• Work to complete:
Output the records exactly as they appear, with no pictures included.

________

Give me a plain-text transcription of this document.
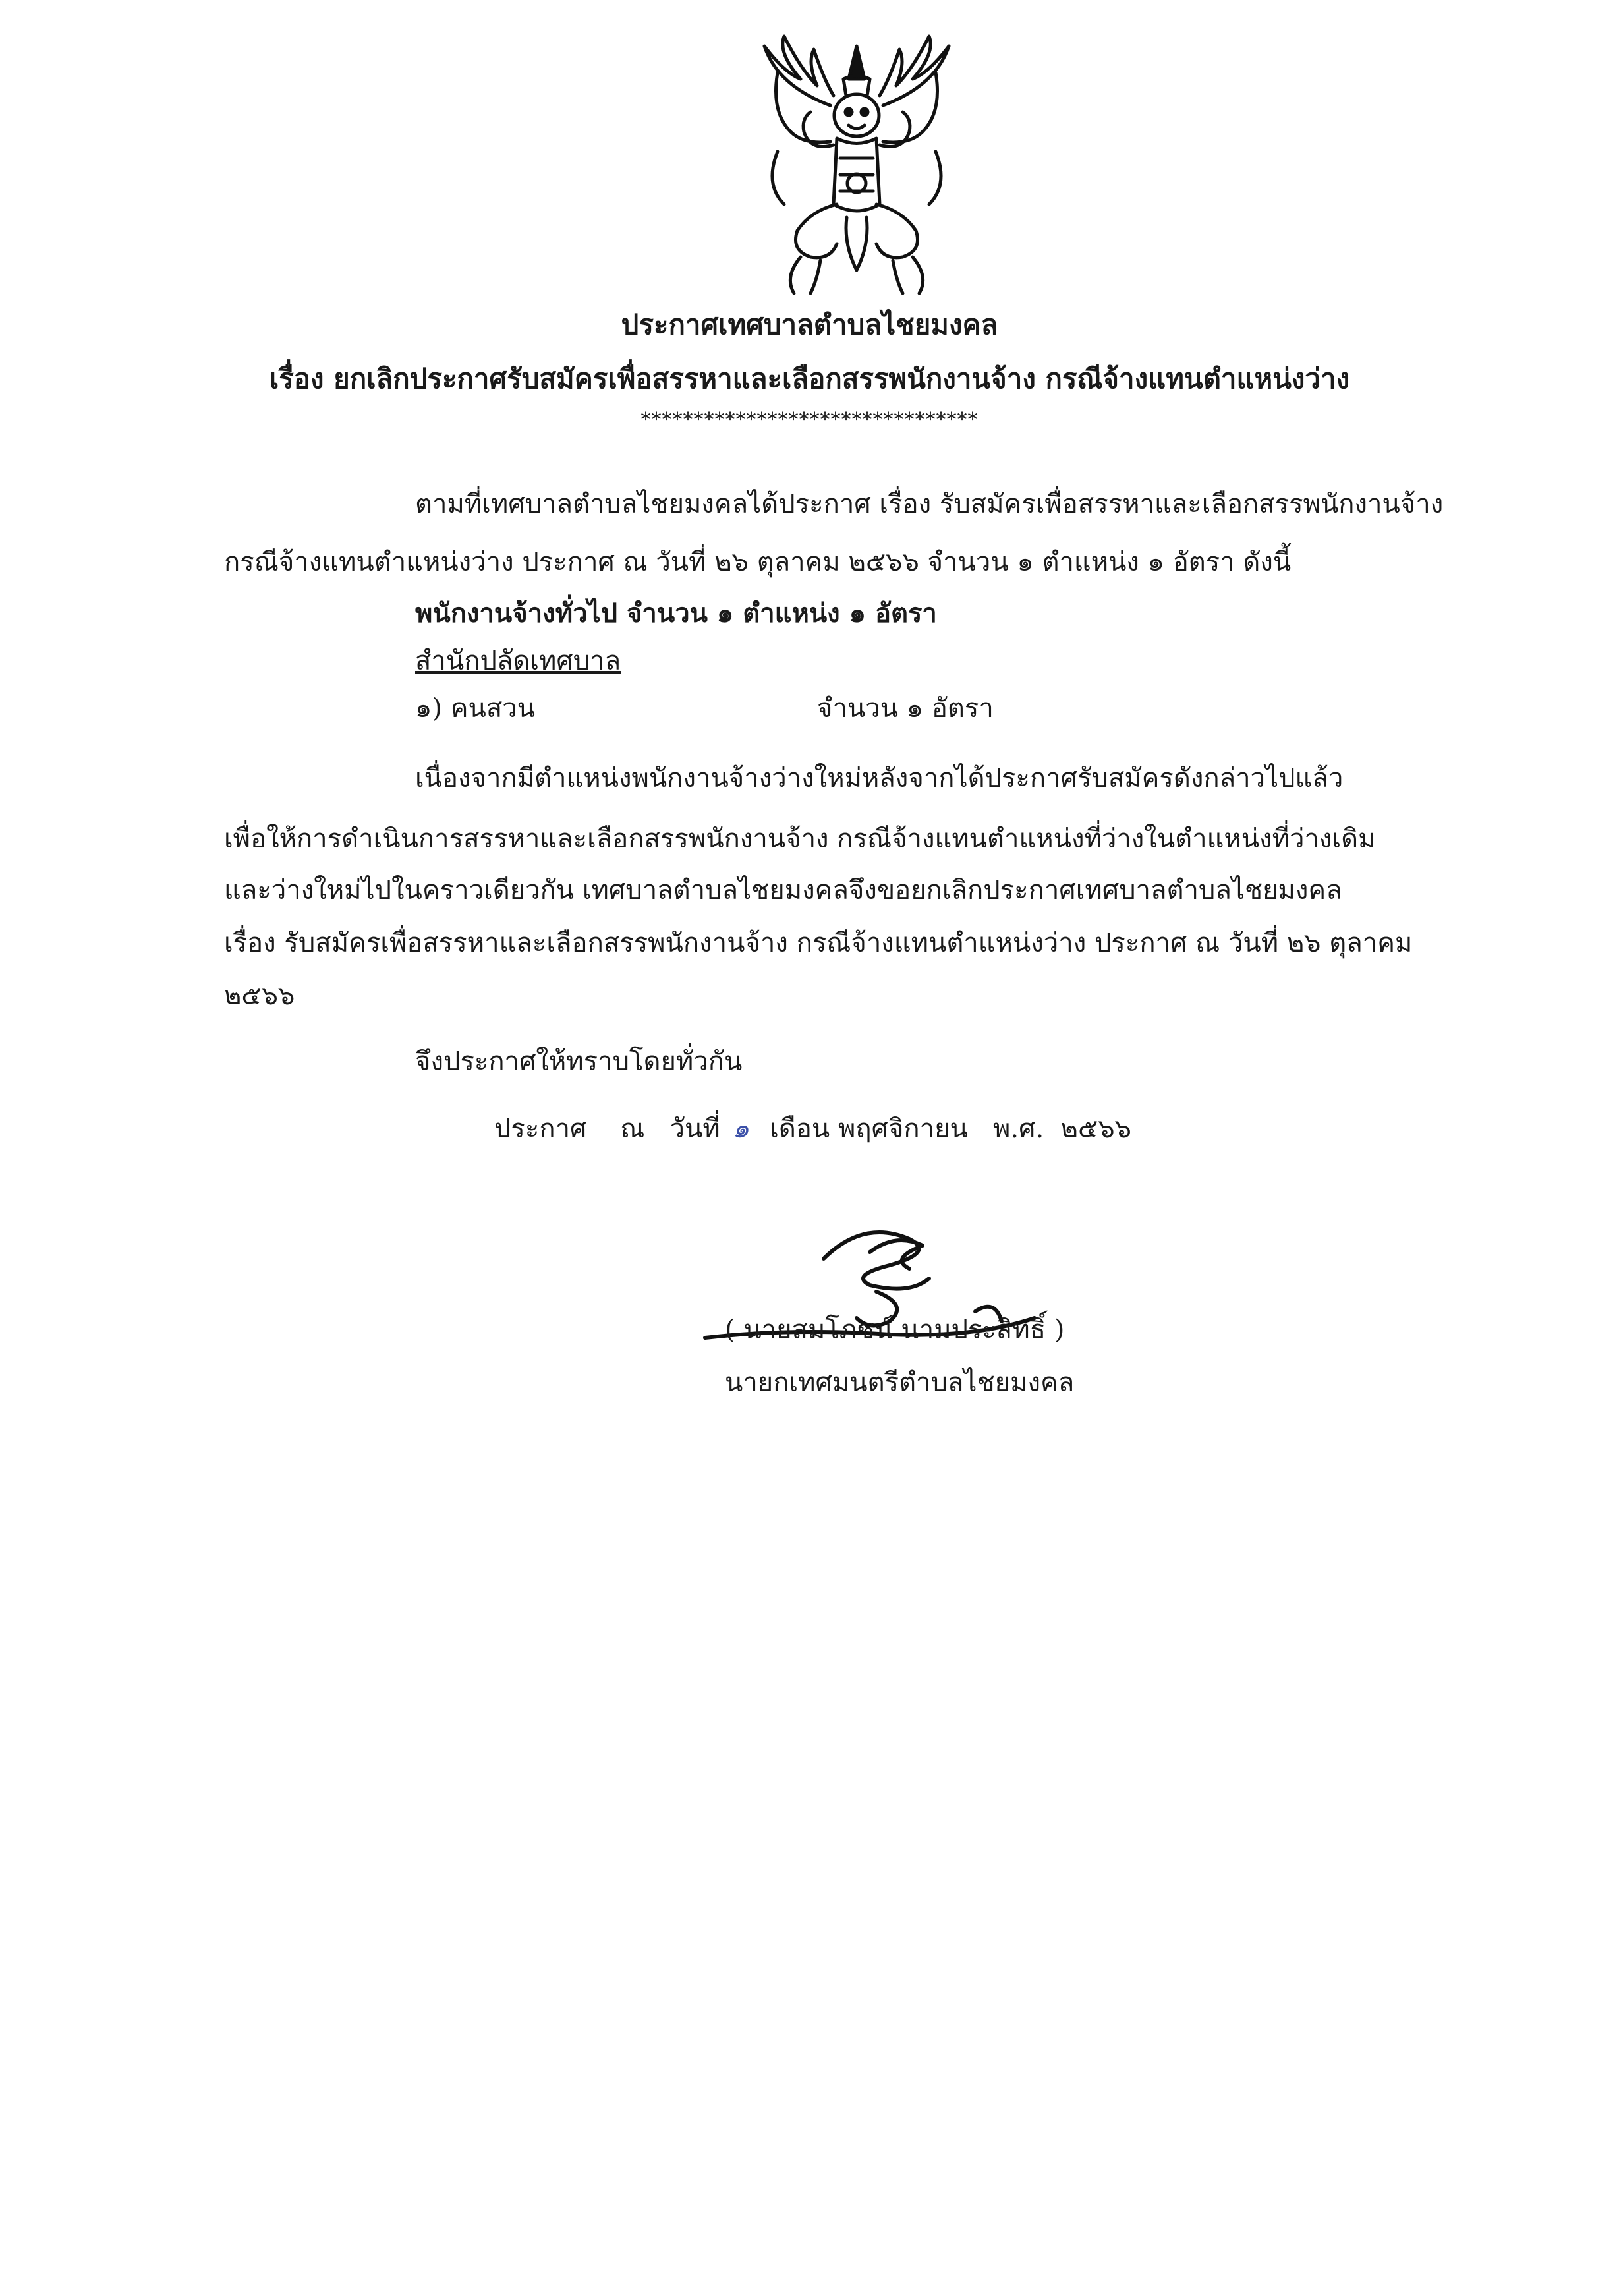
ประกาศเทศบาลตำบลไชยมงคล
เรื่อง ยกเลิกประกาศรับสมัครเพื่อสรรหาและเลือกสรรพนักงานจ้าง กรณีจ้างแทนตำแหน่งว่าง
********************************
ตามที่เทศบาลตำบลไชยมงคลได้ประกาศ เรื่อง รับสมัครเพื่อสรรหาและเลือกสรรพนักงานจ้าง
กรณีจ้างแทนตำแหน่งว่าง ประกาศ ณ วันที่ ๒๖ ตุลาคม ๒๕๖๖ จำนวน ๑ ตำแหน่ง ๑ อัตรา ดังนี้
พนักงานจ้างทั่วไป จำนวน ๑ ตำแหน่ง ๑ อัตรา
สำนักปลัดเทศบาล
๑) คนสวน	จำนวน ๑ อัตรา
เนื่องจากมีตำแหน่งพนักงานจ้างว่างใหม่หลังจากได้ประกาศรับสมัครดังกล่าวไปแล้ว
เพื่อให้การดำเนินการสรรหาและเลือกสรรพนักงานจ้าง กรณีจ้างแทนตำแหน่งที่ว่างในตำแหน่งที่ว่างเดิม
และว่างใหม่ไปในคราวเดียวกัน เทศบาลตำบลไชยมงคลจึงขอยกเลิกประกาศเทศบาลตำบลไชยมงคล
เรื่อง รับสมัครเพื่อสรรหาและเลือกสรรพนักงานจ้าง กรณีจ้างแทนตำแหน่งว่าง ประกาศ ณ วันที่ ๒๖ ตุลาคม
๒๕๖๖
จึงประกาศให้ทราบโดยทั่วกัน
ประกาศ    ณ   วันที่ ๑  เดือน พฤศจิกายน   พ.ศ.  ๒๕๖๖
( นายสมโภชน์ นามประสิทธิ์ )
นายกเทศมนตรีตำบลไชยมงคล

________

• Solution:
Give me a plain-text transcription of this document.
ประกาศเทศบาลตำบลไชยมงคล
เรื่อง ยกเลิกประกาศรับสมัครเพื่อสรรหาและเลือกสรรพนักงานจ้าง กรณีจ้างแทนตำแหน่งว่าง
********************************
ตามที่เทศบาลตำบลไชยมงคลได้ประกาศ เรื่อง รับสมัครเพื่อสรรหาและเลือกสรรพนักงานจ้าง
กรณีจ้างแทนตำแหน่งว่าง ประกาศ ณ วันที่ ๒๖ ตุลาคม ๒๕๖๖ จำนวน ๑ ตำแหน่ง ๑ อัตรา ดังนี้
พนักงานจ้างทั่วไป จำนวน ๑ ตำแหน่ง ๑ อัตรา
สำนักปลัดเทศบาล
๑) คนสวน	จำนวน ๑ อัตรา
เนื่องจากมีตำแหน่งพนักงานจ้างว่างใหม่หลังจากได้ประกาศรับสมัครดังกล่าวไปแล้ว
เพื่อให้การดำเนินการสรรหาและเลือกสรรพนักงานจ้าง กรณีจ้างแทนตำแหน่งที่ว่างในตำแหน่งที่ว่างเดิม
และว่างใหม่ไปในคราวเดียวกัน เทศบาลตำบลไชยมงคลจึงขอยกเลิกประกาศเทศบาลตำบลไชยมงคล
เรื่อง รับสมัครเพื่อสรรหาและเลือกสรรพนักงานจ้าง กรณีจ้างแทนตำแหน่งว่าง ประกาศ ณ วันที่ ๒๖ ตุลาคม
๒๕๖๖
จึงประกาศให้ทราบโดยทั่วกัน
ประกาศ    ณ   วันที่ ๑  เดือน พฤศจิกายน   พ.ศ.  ๒๕๖๖
( นายสมโภชน์ นามประสิทธิ์ )
นายกเทศมนตรีตำบลไชยมงคล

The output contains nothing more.